* start LISTING *

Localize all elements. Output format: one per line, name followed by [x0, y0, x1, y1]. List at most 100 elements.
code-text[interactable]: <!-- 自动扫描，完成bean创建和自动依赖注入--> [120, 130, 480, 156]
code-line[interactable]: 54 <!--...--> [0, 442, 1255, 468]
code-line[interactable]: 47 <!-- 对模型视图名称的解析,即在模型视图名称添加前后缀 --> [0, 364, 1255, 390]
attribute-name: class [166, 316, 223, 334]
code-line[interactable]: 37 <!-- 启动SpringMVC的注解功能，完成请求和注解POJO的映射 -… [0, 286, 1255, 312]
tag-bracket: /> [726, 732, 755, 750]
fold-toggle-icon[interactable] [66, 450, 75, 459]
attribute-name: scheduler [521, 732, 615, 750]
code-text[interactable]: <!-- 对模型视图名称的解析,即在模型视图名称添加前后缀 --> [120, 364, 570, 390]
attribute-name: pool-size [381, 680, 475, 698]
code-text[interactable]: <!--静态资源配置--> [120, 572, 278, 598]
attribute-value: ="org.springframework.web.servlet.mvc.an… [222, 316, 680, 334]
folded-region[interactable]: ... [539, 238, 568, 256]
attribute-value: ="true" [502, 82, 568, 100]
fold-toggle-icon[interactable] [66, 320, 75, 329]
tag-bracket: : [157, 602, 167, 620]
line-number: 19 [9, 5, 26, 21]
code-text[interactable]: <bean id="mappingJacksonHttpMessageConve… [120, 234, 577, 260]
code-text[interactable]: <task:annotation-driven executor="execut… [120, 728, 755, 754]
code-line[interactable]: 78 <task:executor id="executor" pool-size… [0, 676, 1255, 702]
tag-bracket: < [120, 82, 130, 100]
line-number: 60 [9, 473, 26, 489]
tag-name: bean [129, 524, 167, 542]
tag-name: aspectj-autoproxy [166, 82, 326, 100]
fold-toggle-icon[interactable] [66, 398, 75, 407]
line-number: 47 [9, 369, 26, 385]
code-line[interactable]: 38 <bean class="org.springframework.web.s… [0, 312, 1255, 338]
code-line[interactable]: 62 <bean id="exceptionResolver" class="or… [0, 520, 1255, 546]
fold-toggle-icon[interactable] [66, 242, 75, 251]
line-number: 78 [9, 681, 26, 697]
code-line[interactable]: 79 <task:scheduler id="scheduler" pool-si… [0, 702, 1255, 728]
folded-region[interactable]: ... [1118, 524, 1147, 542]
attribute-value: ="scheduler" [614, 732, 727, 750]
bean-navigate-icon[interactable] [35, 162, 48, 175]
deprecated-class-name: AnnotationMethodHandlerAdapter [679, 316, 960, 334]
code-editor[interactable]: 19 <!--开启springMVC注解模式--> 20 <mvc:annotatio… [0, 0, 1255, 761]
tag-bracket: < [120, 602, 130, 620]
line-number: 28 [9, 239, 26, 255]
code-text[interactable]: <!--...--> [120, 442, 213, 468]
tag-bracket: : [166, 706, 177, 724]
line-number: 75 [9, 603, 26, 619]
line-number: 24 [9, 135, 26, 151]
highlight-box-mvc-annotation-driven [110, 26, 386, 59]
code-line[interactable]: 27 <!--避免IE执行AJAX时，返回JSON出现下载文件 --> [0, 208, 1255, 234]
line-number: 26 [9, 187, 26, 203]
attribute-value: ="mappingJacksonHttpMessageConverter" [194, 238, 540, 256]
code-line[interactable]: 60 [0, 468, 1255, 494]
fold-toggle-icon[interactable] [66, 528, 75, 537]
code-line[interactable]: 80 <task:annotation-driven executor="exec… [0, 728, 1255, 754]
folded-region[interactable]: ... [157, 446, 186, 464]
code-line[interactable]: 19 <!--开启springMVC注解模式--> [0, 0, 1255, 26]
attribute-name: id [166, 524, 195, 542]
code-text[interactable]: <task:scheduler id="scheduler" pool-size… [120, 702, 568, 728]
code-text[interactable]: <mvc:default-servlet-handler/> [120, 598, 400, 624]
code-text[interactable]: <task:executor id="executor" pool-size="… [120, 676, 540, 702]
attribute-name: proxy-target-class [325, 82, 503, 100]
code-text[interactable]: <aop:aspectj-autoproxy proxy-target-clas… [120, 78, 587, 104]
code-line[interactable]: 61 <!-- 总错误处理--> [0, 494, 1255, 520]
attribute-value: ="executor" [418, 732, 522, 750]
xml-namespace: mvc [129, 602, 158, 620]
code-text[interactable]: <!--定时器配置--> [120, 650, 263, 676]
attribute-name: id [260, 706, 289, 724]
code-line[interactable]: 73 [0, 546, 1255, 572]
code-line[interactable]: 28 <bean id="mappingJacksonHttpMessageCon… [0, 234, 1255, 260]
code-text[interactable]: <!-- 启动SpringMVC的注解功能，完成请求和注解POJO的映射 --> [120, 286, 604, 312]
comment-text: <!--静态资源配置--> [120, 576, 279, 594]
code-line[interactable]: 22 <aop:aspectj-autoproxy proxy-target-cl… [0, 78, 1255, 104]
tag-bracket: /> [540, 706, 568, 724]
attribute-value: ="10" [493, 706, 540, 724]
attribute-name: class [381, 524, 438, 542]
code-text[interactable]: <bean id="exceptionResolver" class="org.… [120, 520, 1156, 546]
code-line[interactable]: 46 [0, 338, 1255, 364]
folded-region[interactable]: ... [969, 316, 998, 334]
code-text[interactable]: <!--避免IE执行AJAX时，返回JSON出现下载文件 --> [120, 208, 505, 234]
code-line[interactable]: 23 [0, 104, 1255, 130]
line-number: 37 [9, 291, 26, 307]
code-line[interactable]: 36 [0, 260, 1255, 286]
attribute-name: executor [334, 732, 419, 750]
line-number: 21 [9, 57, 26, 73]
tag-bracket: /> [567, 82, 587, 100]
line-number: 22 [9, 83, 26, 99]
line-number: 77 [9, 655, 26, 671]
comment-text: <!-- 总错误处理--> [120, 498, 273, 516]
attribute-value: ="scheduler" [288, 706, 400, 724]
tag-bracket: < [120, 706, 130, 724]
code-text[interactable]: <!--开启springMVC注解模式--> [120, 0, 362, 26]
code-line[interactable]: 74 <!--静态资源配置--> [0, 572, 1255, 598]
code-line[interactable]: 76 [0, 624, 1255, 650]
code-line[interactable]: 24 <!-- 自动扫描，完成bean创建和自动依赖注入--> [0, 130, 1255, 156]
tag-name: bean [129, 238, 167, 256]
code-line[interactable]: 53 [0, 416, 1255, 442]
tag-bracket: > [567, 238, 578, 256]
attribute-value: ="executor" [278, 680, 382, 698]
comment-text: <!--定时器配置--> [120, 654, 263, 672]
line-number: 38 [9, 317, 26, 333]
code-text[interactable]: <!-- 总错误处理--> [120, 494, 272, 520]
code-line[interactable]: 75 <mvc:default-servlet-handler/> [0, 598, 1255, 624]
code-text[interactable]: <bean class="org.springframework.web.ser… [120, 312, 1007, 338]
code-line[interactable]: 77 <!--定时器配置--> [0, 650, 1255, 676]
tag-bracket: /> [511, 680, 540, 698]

* end LISTING *

GOAL: Pull out every line of the listing above that contains the string "servlet".

FINISHED ANSWER:
attribute-value: ="org.springframework.web.servlet.mvc.an… [222, 316, 680, 334]
code-text[interactable]: <mvc:default-servlet-handler/> [120, 598, 400, 624]
code-line[interactable]: 75 <mvc:default-servlet-handler/> [0, 598, 1255, 624]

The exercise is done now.